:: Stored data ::
# # #

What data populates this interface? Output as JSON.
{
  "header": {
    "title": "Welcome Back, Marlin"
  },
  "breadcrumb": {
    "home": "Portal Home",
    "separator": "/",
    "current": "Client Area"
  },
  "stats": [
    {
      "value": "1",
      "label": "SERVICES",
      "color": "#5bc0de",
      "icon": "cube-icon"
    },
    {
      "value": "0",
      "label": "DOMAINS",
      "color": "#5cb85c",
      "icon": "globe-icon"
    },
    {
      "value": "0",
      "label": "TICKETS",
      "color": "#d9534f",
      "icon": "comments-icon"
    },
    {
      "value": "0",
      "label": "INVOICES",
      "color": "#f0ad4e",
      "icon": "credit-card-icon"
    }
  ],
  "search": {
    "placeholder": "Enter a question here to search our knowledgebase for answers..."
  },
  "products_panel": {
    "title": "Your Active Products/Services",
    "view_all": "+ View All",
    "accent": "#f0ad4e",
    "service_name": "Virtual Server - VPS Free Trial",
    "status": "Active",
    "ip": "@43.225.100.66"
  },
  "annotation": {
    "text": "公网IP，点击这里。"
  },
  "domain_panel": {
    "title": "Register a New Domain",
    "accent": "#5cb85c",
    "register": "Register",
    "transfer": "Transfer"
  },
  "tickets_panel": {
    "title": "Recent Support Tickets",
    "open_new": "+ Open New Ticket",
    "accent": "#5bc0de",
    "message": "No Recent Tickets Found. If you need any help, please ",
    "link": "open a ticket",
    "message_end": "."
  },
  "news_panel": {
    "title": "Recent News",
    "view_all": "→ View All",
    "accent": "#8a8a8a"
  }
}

# # #

:: THE REQUEST ::
Please return the data above exactly as given.

:: FULL RESPONSE ::
What data populates this interface? Output as JSON.
{
  "header": {
    "title": "Welcome Back, Marlin"
  },
  "breadcrumb": {
    "home": "Portal Home",
    "separator": "/",
    "current": "Client Area"
  },
  "stats": [
    {
      "value": "1",
      "label": "SERVICES",
      "color": "#5bc0de",
      "icon": "cube-icon"
    },
    {
      "value": "0",
      "label": "DOMAINS",
      "color": "#5cb85c",
      "icon": "globe-icon"
    },
    {
      "value": "0",
      "label": "TICKETS",
      "color": "#d9534f",
      "icon": "comments-icon"
    },
    {
      "value": "0",
      "label": "INVOICES",
      "color": "#f0ad4e",
      "icon": "credit-card-icon"
    }
  ],
  "search": {
    "placeholder": "Enter a question here to search our knowledgebase for answers..."
  },
  "products_panel": {
    "title": "Your Active Products/Services",
    "view_all": "+ View All",
    "accent": "#f0ad4e",
    "service_name": "Virtual Server - VPS Free Trial",
    "status": "Active",
    "ip": "@43.225.100.66"
  },
  "annotation": {
    "text": "公网IP，点击这里。"
  },
  "domain_panel": {
    "title": "Register a New Domain",
    "accent": "#5cb85c",
    "register": "Register",
    "transfer": "Transfer"
  },
  "tickets_panel": {
    "title": "Recent Support Tickets",
    "open_new": "+ Open New Ticket",
    "accent": "#5bc0de",
    "message": "No Recent Tickets Found. If you need any help, please ",
    "link": "open a ticket",
    "message_end": "."
  },
  "news_panel": {
    "title": "Recent News",
    "view_all": "→ View All",
    "accent": "#8a8a8a"
  }
}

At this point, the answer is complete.